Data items
= = = = = = =

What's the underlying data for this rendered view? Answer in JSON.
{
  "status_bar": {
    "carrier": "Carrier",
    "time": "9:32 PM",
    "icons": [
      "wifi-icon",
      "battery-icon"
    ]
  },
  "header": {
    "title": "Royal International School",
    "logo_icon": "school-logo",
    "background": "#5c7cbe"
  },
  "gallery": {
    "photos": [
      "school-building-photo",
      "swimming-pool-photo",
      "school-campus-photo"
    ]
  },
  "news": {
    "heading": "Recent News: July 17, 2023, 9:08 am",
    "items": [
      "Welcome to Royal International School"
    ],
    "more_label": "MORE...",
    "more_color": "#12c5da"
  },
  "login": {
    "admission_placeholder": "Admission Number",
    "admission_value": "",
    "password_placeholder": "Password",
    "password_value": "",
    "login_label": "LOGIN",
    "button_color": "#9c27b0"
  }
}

= = = = = = =

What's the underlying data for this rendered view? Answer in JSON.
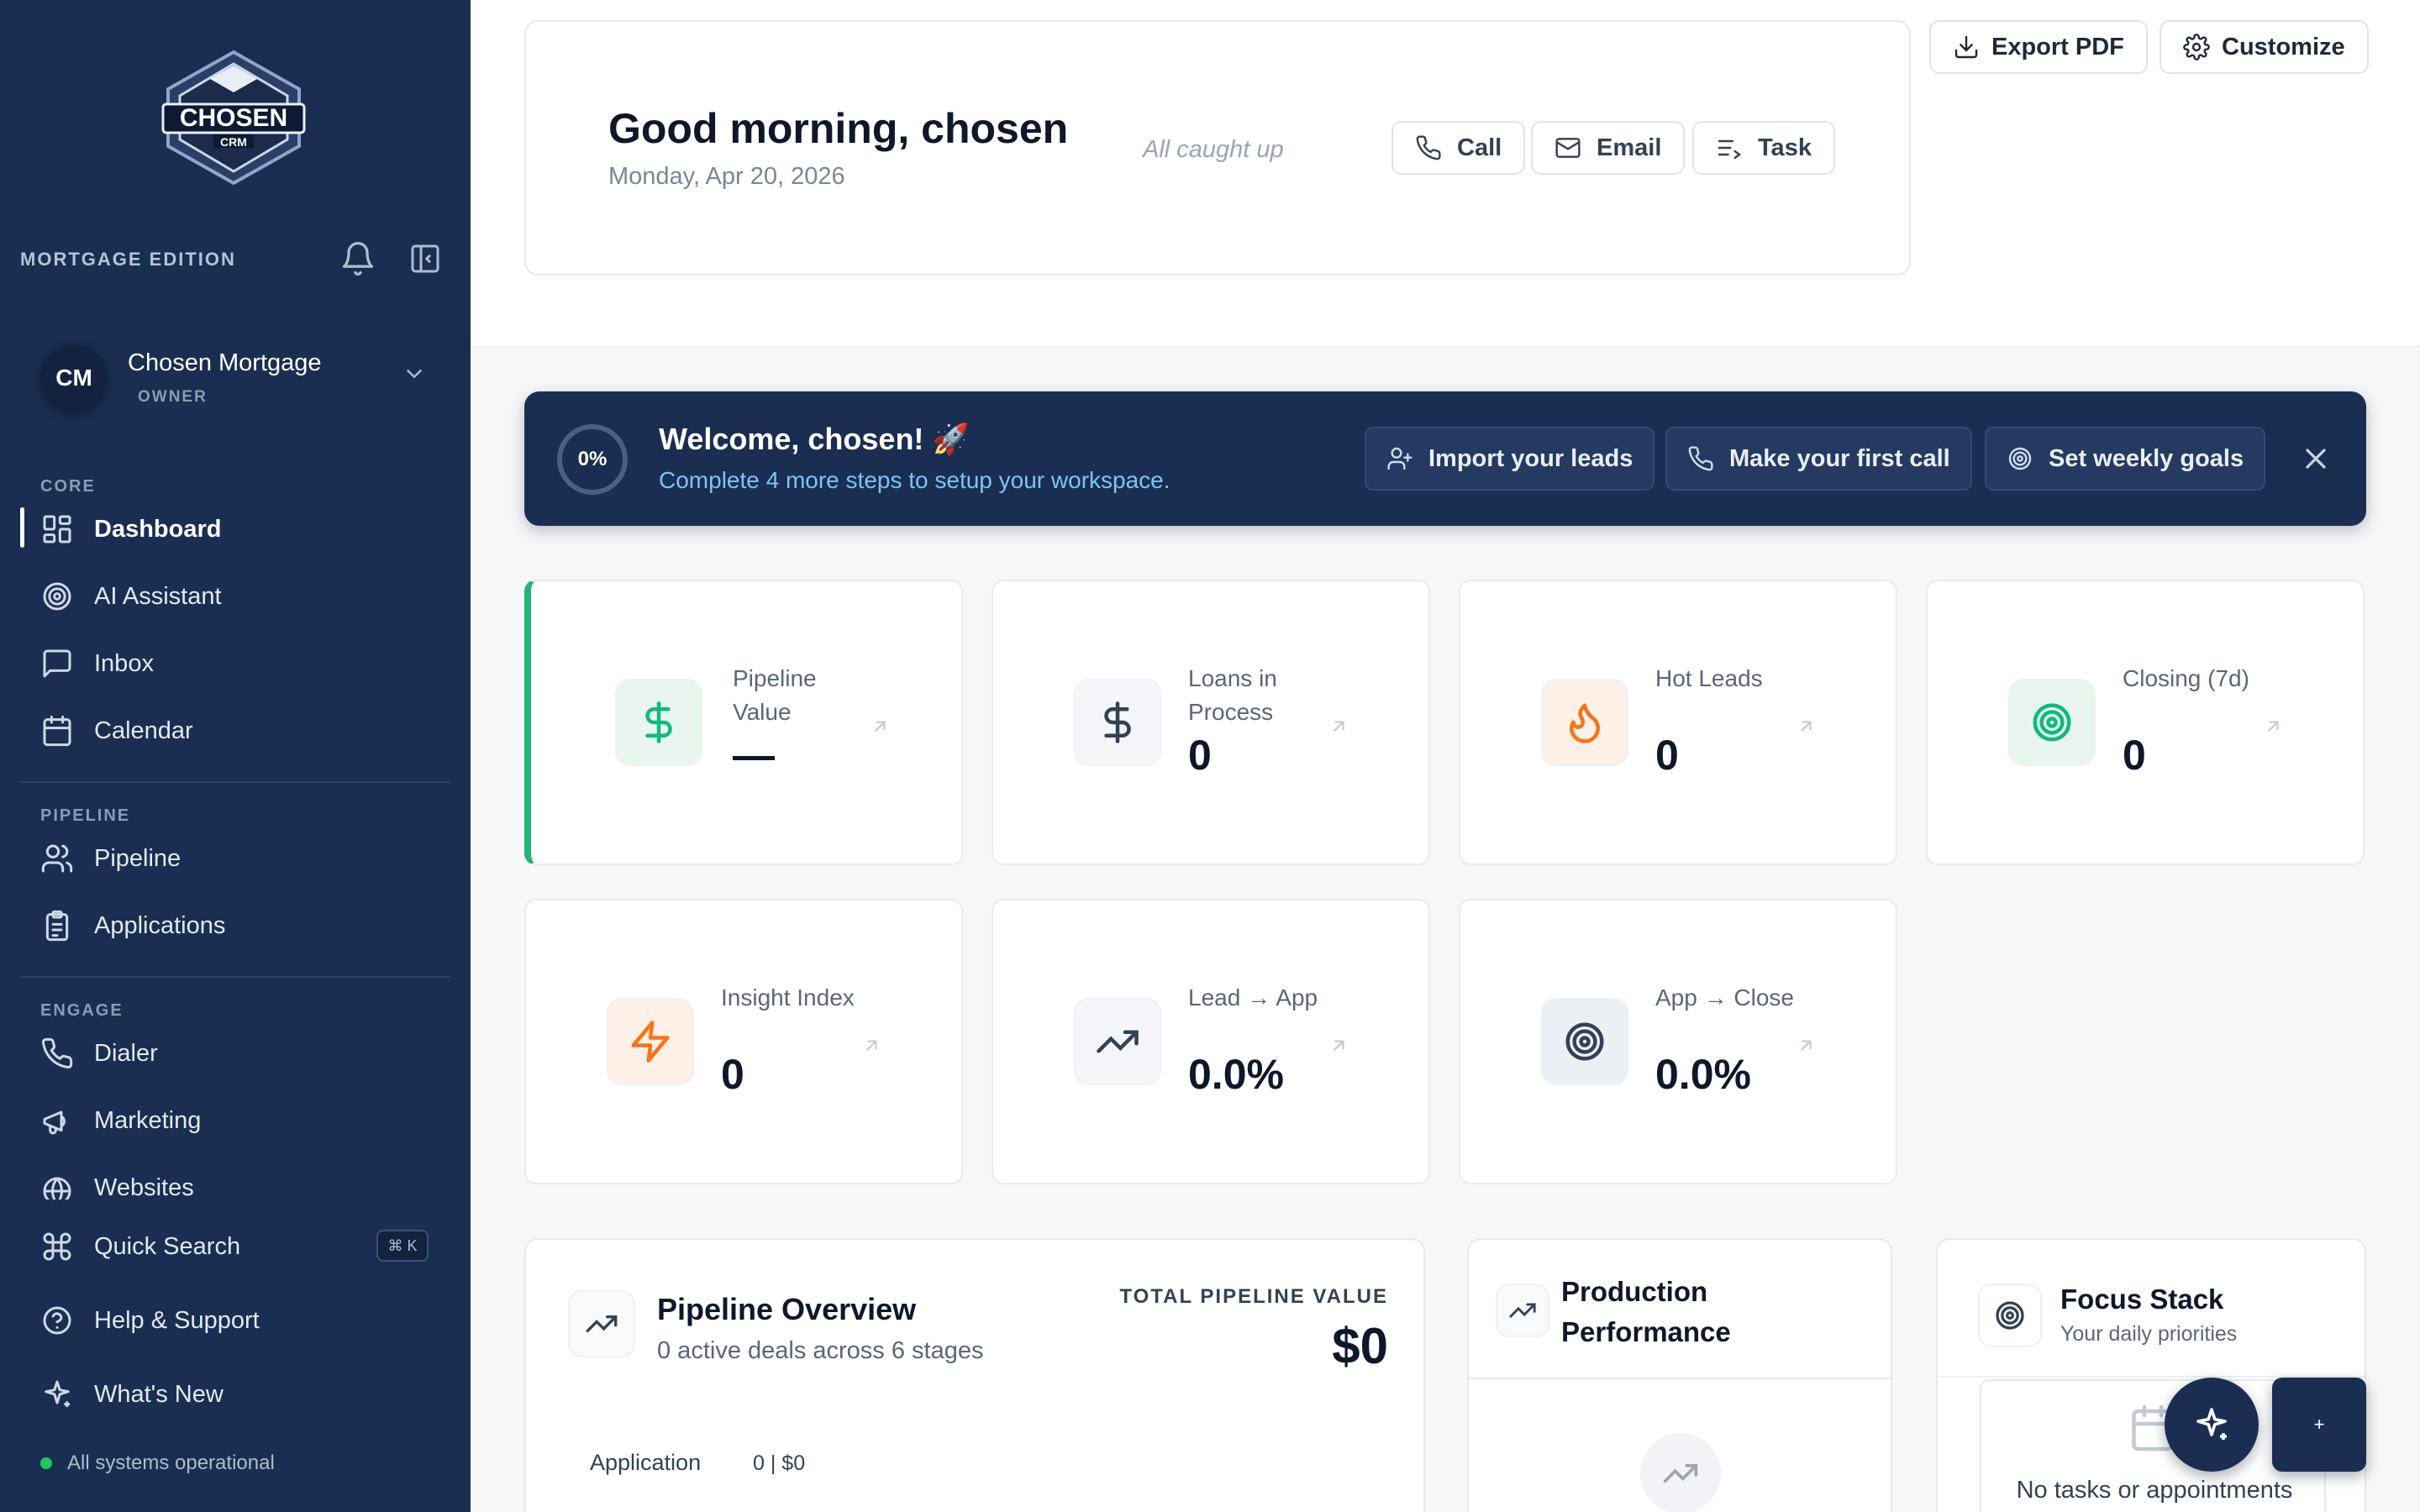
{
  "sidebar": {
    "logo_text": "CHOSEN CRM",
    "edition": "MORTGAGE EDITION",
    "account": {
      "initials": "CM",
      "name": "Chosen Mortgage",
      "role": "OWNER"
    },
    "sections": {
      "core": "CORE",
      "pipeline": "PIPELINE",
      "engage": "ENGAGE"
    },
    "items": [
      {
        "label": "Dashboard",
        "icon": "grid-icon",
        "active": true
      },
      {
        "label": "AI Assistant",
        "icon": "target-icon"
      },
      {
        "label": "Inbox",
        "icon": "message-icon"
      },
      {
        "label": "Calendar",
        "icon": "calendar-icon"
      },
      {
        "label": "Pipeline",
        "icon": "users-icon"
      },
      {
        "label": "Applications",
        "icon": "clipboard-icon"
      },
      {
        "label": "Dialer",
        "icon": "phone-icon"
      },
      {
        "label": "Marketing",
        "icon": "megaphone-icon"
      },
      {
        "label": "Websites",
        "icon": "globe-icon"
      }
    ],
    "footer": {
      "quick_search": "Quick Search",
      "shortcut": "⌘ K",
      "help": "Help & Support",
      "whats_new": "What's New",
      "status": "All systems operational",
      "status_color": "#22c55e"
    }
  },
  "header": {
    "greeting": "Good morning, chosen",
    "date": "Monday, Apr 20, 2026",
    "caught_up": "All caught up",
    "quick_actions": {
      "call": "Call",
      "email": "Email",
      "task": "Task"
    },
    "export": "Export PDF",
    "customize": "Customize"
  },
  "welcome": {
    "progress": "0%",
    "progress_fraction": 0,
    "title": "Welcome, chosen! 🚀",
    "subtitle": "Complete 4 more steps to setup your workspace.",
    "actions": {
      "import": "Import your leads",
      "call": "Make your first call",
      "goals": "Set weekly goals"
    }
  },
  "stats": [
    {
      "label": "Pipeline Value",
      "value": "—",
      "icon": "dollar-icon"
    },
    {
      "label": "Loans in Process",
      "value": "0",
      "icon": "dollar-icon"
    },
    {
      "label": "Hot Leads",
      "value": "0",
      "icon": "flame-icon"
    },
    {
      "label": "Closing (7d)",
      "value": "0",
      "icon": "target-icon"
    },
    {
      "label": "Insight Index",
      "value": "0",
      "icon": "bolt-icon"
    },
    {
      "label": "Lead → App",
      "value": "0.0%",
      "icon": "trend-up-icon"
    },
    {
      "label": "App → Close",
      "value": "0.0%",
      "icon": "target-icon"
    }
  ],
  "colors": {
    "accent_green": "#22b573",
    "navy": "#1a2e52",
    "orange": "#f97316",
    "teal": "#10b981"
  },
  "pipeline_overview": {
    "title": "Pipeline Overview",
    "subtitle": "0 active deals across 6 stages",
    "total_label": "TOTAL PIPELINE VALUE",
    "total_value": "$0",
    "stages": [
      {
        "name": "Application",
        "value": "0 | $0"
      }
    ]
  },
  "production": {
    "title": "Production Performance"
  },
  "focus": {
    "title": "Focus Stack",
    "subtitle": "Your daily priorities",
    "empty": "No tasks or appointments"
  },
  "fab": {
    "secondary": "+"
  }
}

= = = = = = =

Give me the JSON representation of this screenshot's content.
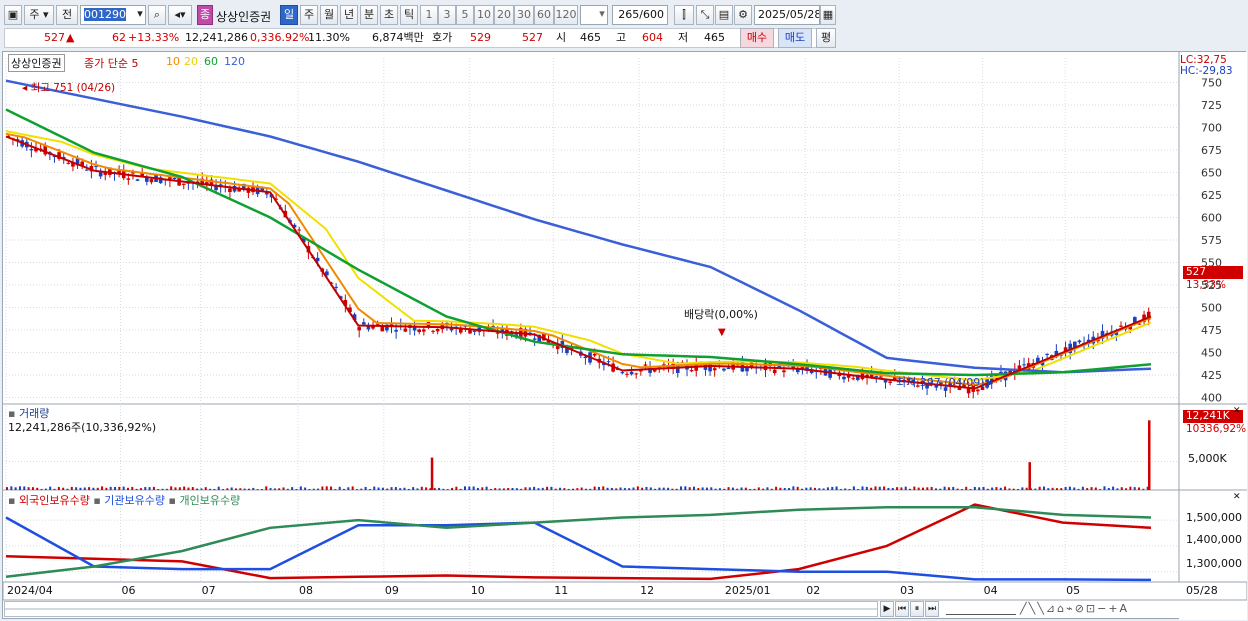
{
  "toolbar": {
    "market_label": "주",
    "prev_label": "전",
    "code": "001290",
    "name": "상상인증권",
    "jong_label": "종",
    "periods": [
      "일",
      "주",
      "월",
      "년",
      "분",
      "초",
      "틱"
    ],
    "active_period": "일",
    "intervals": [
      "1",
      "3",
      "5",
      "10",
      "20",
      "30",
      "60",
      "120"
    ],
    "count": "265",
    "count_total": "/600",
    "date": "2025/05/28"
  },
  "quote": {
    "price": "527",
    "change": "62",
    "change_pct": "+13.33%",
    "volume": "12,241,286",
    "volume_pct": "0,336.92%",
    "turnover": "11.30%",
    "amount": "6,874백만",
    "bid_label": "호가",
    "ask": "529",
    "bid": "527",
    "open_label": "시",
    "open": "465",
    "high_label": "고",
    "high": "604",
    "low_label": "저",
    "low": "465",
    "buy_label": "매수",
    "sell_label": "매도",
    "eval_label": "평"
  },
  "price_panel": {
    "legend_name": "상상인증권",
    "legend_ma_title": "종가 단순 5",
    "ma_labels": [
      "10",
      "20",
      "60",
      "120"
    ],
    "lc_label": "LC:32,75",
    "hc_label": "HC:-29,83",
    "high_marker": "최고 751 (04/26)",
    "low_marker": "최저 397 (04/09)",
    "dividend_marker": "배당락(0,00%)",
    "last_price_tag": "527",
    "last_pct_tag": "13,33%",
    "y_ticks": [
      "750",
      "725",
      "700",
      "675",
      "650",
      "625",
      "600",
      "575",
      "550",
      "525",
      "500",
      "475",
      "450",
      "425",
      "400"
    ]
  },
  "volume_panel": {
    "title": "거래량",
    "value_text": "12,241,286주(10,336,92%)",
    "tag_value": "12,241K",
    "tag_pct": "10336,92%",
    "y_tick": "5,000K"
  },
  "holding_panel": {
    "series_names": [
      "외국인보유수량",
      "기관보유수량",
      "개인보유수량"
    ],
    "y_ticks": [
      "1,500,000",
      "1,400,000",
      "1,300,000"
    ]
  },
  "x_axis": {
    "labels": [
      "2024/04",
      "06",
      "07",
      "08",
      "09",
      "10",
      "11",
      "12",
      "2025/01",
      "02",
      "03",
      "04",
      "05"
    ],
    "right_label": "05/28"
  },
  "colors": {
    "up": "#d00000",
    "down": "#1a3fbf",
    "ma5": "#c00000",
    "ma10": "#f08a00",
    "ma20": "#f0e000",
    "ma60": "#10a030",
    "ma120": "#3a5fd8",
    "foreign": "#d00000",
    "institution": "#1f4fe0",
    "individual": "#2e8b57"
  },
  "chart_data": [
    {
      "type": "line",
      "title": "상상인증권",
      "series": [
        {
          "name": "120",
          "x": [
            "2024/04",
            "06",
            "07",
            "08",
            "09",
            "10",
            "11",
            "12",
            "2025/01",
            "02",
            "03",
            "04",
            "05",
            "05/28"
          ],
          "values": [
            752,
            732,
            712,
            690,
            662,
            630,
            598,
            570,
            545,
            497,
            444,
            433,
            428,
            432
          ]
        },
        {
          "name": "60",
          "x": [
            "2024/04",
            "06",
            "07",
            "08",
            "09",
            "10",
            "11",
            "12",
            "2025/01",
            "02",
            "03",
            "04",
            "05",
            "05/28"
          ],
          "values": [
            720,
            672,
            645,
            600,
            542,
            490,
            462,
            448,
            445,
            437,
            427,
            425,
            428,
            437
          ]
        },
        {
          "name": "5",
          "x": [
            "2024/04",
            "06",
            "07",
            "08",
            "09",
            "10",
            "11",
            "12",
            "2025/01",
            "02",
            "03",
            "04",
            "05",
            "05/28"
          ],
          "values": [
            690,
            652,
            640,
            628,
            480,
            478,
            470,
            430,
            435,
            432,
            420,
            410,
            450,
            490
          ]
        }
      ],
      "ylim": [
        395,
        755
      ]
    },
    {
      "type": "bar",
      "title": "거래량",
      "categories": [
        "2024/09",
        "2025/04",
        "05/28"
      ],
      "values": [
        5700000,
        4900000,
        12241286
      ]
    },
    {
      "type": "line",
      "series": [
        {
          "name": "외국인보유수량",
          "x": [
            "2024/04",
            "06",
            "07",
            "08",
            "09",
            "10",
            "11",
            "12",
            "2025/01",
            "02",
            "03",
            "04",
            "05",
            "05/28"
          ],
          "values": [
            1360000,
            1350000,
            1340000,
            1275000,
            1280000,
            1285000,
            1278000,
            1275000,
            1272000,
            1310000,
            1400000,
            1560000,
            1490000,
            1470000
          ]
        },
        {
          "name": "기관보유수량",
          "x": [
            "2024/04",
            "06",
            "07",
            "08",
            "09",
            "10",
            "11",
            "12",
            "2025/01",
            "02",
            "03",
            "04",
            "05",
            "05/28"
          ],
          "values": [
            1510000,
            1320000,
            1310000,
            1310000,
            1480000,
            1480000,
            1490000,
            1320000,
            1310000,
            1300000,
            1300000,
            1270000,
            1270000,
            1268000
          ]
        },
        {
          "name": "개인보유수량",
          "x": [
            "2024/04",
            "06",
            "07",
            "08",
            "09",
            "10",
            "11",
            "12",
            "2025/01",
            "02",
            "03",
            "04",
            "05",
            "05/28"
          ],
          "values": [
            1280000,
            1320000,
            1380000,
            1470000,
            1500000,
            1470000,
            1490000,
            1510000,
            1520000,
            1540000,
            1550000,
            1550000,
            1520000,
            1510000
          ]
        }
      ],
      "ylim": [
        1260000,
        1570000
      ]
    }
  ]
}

= = = = = = =

SET EXERCISE: Work out the number of lines above that include the string "Royal" and write only that number.

TASK RESULT: 2